Tarea propuesta: Transcribe sin cambios las líneas del listado, empezando por la primera y siguiendo hasta la línea que contiene "annotation-country: Afghanistan <box>445", incluida esta.

___ Datos registrados ___

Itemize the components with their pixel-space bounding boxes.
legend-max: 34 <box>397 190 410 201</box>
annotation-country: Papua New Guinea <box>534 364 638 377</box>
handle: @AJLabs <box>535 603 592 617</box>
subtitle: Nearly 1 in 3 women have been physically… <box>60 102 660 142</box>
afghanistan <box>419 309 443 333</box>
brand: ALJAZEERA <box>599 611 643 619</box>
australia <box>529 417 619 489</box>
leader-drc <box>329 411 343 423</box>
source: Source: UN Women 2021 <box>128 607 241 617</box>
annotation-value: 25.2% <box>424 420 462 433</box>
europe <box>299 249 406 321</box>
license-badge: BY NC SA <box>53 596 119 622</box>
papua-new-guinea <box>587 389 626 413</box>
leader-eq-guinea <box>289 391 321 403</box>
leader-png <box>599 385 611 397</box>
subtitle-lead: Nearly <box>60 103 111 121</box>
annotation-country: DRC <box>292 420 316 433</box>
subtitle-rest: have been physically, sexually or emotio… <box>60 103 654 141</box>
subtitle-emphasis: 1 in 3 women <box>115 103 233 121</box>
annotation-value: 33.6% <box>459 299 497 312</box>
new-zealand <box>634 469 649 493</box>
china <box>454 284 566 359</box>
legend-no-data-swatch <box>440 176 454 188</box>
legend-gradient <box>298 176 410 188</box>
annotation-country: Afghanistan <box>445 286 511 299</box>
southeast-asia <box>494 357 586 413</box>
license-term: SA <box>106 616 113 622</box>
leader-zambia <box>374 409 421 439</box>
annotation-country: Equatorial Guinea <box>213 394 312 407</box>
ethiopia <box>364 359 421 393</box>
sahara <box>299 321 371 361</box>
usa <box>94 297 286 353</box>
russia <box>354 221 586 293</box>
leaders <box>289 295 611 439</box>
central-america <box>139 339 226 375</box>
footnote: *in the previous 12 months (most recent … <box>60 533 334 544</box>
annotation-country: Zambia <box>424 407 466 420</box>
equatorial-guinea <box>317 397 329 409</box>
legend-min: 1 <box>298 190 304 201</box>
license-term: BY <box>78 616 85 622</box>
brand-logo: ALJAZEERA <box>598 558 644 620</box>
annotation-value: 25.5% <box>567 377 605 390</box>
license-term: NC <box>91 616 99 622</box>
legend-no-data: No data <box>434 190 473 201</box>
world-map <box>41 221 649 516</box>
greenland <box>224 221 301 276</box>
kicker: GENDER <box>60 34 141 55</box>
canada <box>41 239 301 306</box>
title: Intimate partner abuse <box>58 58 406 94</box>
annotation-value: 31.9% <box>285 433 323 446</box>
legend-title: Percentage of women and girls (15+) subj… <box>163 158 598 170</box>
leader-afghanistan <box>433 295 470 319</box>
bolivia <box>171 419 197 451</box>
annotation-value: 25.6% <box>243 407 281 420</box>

___

Respuesta del ejercicio:
Itemize the components with their pixel-space bounding boxes.
legend-max: 34 <box>397 190 410 201</box>
annotation-country: Papua New Guinea <box>534 364 638 377</box>
handle: @AJLabs <box>535 603 592 617</box>
subtitle: Nearly 1 in 3 women have been physically… <box>60 102 660 142</box>
afghanistan <box>419 309 443 333</box>
brand: ALJAZEERA <box>599 611 643 619</box>
australia <box>529 417 619 489</box>
leader-drc <box>329 411 343 423</box>
source: Source: UN Women 2021 <box>128 607 241 617</box>
annotation-value: 25.2% <box>424 420 462 433</box>
europe <box>299 249 406 321</box>
license-badge: BY NC SA <box>53 596 119 622</box>
papua-new-guinea <box>587 389 626 413</box>
leader-eq-guinea <box>289 391 321 403</box>
leader-png <box>599 385 611 397</box>
subtitle-lead: Nearly <box>60 103 111 121</box>
annotation-country: DRC <box>292 420 316 433</box>
subtitle-rest: have been physically, sexually or emotio… <box>60 103 654 141</box>
subtitle-emphasis: 1 in 3 women <box>115 103 233 121</box>
annotation-value: 33.6% <box>459 299 497 312</box>
new-zealand <box>634 469 649 493</box>
china <box>454 284 566 359</box>
legend-no-data-swatch <box>440 176 454 188</box>
legend-gradient <box>298 176 410 188</box>
annotation-country: Afghanistan <box>445 286 511 299</box>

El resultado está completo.